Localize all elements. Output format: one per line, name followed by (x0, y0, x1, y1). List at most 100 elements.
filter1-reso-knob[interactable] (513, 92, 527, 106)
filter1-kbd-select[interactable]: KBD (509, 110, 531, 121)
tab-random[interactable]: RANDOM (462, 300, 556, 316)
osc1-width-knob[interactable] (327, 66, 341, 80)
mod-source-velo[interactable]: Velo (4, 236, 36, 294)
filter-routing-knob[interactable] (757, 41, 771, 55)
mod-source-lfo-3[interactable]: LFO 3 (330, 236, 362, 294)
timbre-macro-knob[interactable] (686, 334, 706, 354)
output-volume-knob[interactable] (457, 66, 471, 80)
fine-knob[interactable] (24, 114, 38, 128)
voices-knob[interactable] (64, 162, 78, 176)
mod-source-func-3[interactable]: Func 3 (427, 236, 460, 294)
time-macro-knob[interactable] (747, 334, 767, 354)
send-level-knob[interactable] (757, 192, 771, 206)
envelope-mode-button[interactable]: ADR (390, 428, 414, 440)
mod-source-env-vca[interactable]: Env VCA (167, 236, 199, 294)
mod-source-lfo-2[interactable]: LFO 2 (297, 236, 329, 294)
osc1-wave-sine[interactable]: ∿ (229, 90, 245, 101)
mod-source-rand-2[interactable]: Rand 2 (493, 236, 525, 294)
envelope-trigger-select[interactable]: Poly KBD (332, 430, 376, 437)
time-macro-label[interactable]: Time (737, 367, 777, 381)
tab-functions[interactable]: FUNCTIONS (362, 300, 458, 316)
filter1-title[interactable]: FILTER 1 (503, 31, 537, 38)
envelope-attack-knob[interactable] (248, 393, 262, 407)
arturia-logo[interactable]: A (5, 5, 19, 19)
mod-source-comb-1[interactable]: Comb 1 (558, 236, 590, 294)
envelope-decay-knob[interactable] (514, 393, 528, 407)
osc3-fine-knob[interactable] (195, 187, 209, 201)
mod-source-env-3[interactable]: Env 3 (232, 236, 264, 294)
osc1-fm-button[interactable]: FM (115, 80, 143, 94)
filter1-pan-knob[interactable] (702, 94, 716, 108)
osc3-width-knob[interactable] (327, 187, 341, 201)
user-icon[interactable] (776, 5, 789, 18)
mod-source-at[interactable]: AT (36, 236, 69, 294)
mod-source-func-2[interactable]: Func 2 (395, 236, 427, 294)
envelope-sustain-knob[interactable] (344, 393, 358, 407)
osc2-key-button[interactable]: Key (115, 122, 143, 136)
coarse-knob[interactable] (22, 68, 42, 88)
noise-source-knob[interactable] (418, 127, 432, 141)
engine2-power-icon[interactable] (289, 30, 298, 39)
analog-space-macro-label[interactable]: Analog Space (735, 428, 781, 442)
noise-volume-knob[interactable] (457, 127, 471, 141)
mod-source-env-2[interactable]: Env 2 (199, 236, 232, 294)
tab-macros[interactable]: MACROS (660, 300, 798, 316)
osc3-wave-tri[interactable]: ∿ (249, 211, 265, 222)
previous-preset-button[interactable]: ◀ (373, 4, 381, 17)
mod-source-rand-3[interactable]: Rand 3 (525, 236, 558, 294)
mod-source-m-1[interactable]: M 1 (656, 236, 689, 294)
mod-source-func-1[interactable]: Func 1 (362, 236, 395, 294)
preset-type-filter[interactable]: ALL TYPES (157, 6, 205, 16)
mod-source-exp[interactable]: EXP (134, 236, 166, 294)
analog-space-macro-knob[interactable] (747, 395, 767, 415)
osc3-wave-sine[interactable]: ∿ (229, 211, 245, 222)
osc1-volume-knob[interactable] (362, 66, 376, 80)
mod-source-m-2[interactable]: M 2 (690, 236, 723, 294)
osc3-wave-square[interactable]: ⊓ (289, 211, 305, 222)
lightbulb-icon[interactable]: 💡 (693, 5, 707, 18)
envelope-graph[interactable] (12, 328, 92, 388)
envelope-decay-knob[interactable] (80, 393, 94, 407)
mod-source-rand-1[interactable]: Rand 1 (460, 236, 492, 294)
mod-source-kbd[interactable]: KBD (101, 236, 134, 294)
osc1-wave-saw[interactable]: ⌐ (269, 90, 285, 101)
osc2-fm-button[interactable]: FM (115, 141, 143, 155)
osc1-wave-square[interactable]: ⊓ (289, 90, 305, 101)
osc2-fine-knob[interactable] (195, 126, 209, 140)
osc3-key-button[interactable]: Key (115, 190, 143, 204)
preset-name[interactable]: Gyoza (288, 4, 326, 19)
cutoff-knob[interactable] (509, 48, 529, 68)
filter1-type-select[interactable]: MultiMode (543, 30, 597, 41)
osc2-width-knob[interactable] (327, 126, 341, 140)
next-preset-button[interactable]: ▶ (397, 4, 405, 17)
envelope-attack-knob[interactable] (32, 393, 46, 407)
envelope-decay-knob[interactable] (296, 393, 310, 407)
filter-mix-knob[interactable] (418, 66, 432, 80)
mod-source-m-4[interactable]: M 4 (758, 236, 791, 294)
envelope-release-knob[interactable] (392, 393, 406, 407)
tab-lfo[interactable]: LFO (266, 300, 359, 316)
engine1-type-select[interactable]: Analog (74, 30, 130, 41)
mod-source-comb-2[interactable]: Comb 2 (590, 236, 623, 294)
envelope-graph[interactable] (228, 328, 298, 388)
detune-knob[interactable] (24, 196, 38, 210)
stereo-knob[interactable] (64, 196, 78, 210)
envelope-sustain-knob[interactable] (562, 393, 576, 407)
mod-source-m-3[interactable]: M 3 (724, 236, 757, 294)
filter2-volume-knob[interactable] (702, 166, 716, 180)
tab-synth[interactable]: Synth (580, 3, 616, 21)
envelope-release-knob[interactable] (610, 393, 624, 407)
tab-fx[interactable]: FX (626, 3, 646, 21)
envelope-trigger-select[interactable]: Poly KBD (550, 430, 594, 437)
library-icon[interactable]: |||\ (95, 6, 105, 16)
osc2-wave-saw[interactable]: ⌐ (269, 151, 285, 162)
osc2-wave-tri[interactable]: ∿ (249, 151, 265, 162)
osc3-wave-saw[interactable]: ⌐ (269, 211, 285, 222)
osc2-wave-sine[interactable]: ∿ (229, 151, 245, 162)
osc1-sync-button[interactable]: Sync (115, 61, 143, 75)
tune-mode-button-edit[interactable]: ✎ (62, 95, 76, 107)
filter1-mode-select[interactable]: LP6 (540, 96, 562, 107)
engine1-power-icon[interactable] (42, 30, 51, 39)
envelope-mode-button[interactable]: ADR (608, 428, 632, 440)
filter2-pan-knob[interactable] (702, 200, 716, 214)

■ ■ ■ ■ ■ ■ ■

▶ EXERCISE OBJECTIVE:
Put the material into a numbered list, beginning with its first line and going on through the line that contains "osc1-wave-sine[interactable]: ∿ (229, 90, 245, 101)". Leave out any blank lines.

▶ FINAL RESULT:
1. Localize all elements. Output format: one per line, name followed by (x0, y0, x1, y1). List at most 100 elements.
2. filter1-reso-knob[interactable] (513, 92, 527, 106)
3. filter1-kbd-select[interactable]: KBD (509, 110, 531, 121)
4. tab-random[interactable]: RANDOM (462, 300, 556, 316)
5. osc1-width-knob[interactable] (327, 66, 341, 80)
6. mod-source-velo[interactable]: Velo (4, 236, 36, 294)
7. filter-routing-knob[interactable] (757, 41, 771, 55)
8. mod-source-lfo-3[interactable]: LFO 3 (330, 236, 362, 294)
9. timbre-macro-knob[interactable] (686, 334, 706, 354)
10. output-volume-knob[interactable] (457, 66, 471, 80)
11. fine-knob[interactable] (24, 114, 38, 128)
12. voices-knob[interactable] (64, 162, 78, 176)
13. mod-source-func-3[interactable]: Func 3 (427, 236, 460, 294)
14. time-macro-knob[interactable] (747, 334, 767, 354)
15. send-level-knob[interactable] (757, 192, 771, 206)
16. envelope-mode-button[interactable]: ADR (390, 428, 414, 440)
17. mod-source-env-vca[interactable]: Env VCA (167, 236, 199, 294)
18. mod-source-lfo-2[interactable]: LFO 2 (297, 236, 329, 294)
19. osc1-wave-sine[interactable]: ∿ (229, 90, 245, 101)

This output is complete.